Definition function without using a helper function

Question

I have been reading through Software Foundations and solving the problems in it. This is one of the definition I'm trying to define:

Fixpoint split {X Y : Type} (l : list (X*Y)) : (list X) * (list Y)

Basically it's a unzip version of haskell.

I implemented it like this:

Fixpoint split2 {X Y : Type} (l : list (X*Y)) (g :(list X) * (list Y))
               : (list X) * (list Y) :=
  match l with
    | [] => g
    | (x,y)::xs => split2 xs ((fst g) ++ [x],(snd g) ++ [y])
  end.

Fixpoint split {X Y : Type} (l : list (X*Y))
               : (list X) * (list Y) :=
split2 l ([],[]).

I have two questions:

• Is it possible to define split without using a helper function like split2 this ?
• Is there a equivalent of where clause (like in Haskell) in Coq ?

Answer 1

There is let in Coq. You can and should just translate the standard Haskell definition, avoiding the quadratic performance with ++:

Fixpoint split {A B} (l : list (A * B)) : list A * list B :=
  match l with
    [] => ([], [])
  | (x, y) :: xs => let (xs2, ys2) := split xs in (x::xs2, y::ys2)
  end.

○ ○ ○ ○ ○

**Requirement 1**. In the Coq thread, why does the answer recommend translating the standard Haskell definition of split instead of using the helper split2? Reply in one to three sentences.
The Coq thread has no connection to these entries.

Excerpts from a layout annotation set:
○ ○ ○ ○ ○

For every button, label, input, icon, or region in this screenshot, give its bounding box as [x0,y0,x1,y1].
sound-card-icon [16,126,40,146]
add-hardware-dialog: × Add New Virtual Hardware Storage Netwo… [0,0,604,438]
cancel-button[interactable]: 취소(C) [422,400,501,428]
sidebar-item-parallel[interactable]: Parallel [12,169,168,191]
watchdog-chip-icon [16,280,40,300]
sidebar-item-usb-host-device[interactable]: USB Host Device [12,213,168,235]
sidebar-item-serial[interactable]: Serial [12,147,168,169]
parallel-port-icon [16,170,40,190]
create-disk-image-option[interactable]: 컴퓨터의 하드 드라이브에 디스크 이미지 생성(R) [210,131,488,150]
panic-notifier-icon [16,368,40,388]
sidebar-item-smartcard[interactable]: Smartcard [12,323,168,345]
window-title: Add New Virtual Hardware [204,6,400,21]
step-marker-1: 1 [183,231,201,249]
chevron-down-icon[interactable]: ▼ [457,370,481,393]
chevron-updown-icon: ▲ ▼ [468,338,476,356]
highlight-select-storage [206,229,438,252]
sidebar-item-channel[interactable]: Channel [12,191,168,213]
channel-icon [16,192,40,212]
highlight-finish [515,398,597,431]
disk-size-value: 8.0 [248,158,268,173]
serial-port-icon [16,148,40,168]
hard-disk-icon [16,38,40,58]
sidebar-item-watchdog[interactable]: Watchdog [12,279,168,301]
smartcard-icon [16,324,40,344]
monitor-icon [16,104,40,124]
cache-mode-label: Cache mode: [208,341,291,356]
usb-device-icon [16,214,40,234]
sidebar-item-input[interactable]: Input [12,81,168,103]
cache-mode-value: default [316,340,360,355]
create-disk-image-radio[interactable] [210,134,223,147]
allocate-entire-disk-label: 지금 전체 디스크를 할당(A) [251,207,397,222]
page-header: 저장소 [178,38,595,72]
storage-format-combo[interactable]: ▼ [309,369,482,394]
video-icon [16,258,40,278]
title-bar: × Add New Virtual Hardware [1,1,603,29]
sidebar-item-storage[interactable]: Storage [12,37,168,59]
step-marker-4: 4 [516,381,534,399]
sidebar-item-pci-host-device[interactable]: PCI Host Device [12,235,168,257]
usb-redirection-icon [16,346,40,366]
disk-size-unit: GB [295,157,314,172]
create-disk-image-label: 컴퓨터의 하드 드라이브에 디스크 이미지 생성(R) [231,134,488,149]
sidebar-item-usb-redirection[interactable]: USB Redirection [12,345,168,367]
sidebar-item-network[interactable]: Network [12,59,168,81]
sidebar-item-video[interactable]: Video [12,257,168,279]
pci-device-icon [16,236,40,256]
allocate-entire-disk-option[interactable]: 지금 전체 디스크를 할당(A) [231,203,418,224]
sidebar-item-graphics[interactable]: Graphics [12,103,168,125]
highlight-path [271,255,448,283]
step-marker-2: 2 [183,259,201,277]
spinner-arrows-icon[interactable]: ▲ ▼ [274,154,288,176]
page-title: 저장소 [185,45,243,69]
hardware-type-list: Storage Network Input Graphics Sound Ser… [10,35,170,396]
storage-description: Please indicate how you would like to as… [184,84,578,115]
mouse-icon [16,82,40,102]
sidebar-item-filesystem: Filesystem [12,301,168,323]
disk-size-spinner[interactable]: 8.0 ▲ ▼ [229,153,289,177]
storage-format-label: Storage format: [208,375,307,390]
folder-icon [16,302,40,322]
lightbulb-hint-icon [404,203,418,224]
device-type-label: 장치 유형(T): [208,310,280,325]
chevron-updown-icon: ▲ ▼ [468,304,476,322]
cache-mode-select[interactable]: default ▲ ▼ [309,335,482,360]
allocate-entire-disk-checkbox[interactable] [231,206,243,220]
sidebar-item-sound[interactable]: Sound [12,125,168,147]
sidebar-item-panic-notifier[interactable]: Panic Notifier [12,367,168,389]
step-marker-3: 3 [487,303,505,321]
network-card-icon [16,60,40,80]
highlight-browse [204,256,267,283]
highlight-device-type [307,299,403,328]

○ ○ ○ ○ ○

**Requirement 2**. Copy the entries word for word, everything from the first line down to the line containing "highlight-select-storage [206,229,438,252]", with both of those lines included.

**Exercise response 1**. The helper split2 builds its result by appending with ++, which gives quadratic performance. Translating the standard Haskell definition with let avoids that cost.

**Exercise response 2**.
For every button, label, input, icon, or region in this screenshot, give its bounding box as [x0,y0,x1,y1].
sound-card-icon [16,126,40,146]
add-hardware-dialog: × Add New Virtual Hardware Storage Netwo… [0,0,604,438]
cancel-button[interactable]: 취소(C) [422,400,501,428]
sidebar-item-parallel[interactable]: Parallel [12,169,168,191]
watchdog-chip-icon [16,280,40,300]
sidebar-item-usb-host-device[interactable]: USB Host Device [12,213,168,235]
sidebar-item-serial[interactable]: Serial [12,147,168,169]
parallel-port-icon [16,170,40,190]
create-disk-image-option[interactable]: 컴퓨터의 하드 드라이브에 디스크 이미지 생성(R) [210,131,488,150]
panic-notifier-icon [16,368,40,388]
sidebar-item-smartcard[interactable]: Smartcard [12,323,168,345]
window-title: Add New Virtual Hardware [204,6,400,21]
step-marker-1: 1 [183,231,201,249]
chevron-down-icon[interactable]: ▼ [457,370,481,393]
chevron-updown-icon: ▲ ▼ [468,338,476,356]
highlight-select-storage [206,229,438,252]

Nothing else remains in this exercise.